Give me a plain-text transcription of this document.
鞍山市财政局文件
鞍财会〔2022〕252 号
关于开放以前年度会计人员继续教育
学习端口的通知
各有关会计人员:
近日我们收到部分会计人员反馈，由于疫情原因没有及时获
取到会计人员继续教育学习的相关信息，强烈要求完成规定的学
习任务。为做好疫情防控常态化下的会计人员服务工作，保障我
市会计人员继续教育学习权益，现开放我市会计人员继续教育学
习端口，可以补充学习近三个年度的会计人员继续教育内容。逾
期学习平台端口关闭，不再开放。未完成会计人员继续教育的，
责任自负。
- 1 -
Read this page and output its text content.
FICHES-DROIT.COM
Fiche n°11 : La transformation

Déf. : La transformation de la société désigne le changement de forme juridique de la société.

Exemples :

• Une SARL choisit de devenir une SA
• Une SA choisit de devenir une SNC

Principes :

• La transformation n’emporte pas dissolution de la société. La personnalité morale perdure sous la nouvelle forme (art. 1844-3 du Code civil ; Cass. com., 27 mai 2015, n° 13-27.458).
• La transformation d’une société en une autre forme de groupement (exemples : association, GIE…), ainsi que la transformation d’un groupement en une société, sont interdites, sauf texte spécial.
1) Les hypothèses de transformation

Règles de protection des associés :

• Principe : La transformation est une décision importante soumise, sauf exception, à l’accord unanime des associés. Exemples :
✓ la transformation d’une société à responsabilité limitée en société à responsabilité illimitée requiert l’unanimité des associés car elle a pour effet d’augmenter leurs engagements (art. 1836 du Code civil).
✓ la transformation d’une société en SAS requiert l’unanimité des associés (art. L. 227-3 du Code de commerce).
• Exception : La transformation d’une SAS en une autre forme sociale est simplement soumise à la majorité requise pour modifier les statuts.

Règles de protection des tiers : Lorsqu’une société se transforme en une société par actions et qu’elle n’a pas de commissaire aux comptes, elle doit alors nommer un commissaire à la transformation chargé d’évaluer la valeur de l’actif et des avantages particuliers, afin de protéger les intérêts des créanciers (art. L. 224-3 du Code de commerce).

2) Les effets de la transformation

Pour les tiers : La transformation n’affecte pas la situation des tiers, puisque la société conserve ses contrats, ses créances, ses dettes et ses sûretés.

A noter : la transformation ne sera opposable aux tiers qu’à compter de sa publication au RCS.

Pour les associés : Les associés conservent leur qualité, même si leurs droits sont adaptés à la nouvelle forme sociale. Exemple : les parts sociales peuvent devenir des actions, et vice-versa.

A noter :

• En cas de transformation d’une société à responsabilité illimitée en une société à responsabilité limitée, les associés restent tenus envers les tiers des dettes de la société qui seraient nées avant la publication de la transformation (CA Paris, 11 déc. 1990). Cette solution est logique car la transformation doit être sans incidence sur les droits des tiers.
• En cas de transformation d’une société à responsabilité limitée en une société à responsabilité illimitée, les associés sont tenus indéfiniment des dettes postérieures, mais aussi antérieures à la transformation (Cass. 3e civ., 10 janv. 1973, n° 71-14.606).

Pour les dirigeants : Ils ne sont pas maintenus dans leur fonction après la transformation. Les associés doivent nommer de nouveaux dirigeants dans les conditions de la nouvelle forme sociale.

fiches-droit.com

========================================

→ INSTRUCTIONS FOR THE TASK
Write out every record, exactly as written.

→ TASK RESULT
Give me a plain-text transcription of this document.
鞍山市财政局文件
鞍财会〔2022〕252 号
关于开放以前年度会计人员继续教育
学习端口的通知
各有关会计人员:
近日我们收到部分会计人员反馈，由于疫情原因没有及时获
取到会计人员继续教育学习的相关信息，强烈要求完成规定的学
习任务。为做好疫情防控常态化下的会计人员服务工作，保障我
市会计人员继续教育学习权益，现开放我市会计人员继续教育学
习端口，可以补充学习近三个年度的会计人员继续教育内容。逾
期学习平台端口关闭，不再开放。未完成会计人员继续教育的，
责任自负。
- 1 -
Read this page and output its text content.
FICHES-DROIT.COM
Fiche n°11 : La transformation

Déf. : La transformation de la société désigne le changement de forme juridique de la société.

Exemples :

• Une SARL choisit de devenir une SA
• Une SA choisit de devenir une SNC

Principes :

• La transformation n’emporte pas dissolution de la société. La personnalité morale perdure sous la nouvelle forme (art. 1844-3 du Code civil ; Cass. com., 27 mai 2015, n° 13-27.458).
• La transformation d’une société en une autre forme de groupement (exemples : association, GIE…), ainsi que la transformation d’un groupement en une société, sont interdites, sauf texte spécial.
1) Les hypothèses de transformation

Règles de protection des associés :

• Principe : La transformation est une décision importante soumise, sauf exception, à l’accord unanime des associés. Exemples :
✓ la transformation d’une société à responsabilité limitée en société à responsabilité illimitée requiert l’unanimité des associés car elle a pour effet d’augmenter leurs engagements (art. 1836 du Code civil).
✓ la transformation d’une société en SAS requiert l’unanimité des associés (art. L. 227-3 du Code de commerce).
• Exception : La transformation d’une SAS en une autre forme sociale est simplement soumise à la majorité requise pour modifier les statuts.

Règles de protection des tiers : Lorsqu’une société se transforme en une société par actions et qu’elle n’a pas de commissaire aux comptes, elle doit alors nommer un commissaire à la transformation chargé d’évaluer la valeur de l’actif et des avantages particuliers, afin de protéger les intérêts des créanciers (art. L. 224-3 du Code de commerce).

2) Les effets de la transformation

Pour les tiers : La transformation n’affecte pas la situation des tiers, puisque la société conserve ses contrats, ses créances, ses dettes et ses sûretés.

A noter : la transformation ne sera opposable aux tiers qu’à compter de sa publication au RCS.

Pour les associés : Les associés conservent leur qualité, même si leurs droits sont adaptés à la nouvelle forme sociale. Exemple : les parts sociales peuvent devenir des actions, et vice-versa.

A noter :

• En cas de transformation d’une société à responsabilité illimitée en une société à responsabilité limitée, les associés restent tenus envers les tiers des dettes de la société qui seraient nées avant la publication de la transformation (CA Paris, 11 déc. 1990). Cette solution est logique car la transformation doit être sans incidence sur les droits des tiers.
• En cas de transformation d’une société à responsabilité limitée en une société à responsabilité illimitée, les associés sont tenus indéfiniment des dettes postérieures, mais aussi antérieures à la transformation (Cass. 3e civ., 10 janv. 1973, n° 71-14.606).

Pour les dirigeants : Ils ne sont pas maintenus dans leur fonction après la transformation. Les associés doivent nommer de nouveaux dirigeants dans les conditions de la nouvelle forme sociale.

fiches-droit.com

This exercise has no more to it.